_Task details_
Read the entries below and pull out each line with the string "this".

_Available data_
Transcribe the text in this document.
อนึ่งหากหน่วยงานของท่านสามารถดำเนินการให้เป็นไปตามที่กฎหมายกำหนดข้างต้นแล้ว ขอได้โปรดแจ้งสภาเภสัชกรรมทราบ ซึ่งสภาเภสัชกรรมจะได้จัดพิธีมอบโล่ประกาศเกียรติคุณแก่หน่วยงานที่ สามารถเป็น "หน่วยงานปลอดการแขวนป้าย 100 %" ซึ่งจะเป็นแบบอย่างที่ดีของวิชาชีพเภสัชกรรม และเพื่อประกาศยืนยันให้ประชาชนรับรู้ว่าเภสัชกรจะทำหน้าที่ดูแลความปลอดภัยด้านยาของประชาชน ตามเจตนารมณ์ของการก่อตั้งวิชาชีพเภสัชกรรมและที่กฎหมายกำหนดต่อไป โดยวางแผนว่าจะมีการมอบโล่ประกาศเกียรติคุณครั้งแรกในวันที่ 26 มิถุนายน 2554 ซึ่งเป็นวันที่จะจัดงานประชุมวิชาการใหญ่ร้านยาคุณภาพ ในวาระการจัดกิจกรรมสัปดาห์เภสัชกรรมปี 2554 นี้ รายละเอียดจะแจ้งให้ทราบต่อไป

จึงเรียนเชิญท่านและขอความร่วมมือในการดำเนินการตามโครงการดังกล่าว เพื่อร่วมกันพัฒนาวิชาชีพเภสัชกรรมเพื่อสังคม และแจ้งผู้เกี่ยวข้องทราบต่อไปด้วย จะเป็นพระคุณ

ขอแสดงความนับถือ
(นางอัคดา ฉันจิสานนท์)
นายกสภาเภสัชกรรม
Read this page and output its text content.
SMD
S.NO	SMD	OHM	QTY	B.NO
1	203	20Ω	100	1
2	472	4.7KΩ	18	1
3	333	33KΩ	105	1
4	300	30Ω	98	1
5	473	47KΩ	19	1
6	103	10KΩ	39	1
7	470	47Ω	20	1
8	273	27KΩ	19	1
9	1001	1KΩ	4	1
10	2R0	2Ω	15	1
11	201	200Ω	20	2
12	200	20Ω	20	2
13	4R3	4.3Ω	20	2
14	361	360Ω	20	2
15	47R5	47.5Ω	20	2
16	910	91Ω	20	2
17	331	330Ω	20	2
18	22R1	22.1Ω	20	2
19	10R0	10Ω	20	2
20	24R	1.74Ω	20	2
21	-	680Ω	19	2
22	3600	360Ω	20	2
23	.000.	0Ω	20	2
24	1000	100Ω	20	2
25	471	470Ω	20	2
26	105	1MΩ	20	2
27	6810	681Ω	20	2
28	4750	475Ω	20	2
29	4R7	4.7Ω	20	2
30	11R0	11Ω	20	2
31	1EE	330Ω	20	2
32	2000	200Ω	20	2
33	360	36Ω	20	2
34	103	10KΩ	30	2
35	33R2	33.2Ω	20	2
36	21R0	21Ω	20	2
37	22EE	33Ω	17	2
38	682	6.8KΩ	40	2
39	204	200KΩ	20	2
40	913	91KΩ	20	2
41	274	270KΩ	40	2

_Response to the exercise_
Transcribe the text in this document.
Read this page and output its text content.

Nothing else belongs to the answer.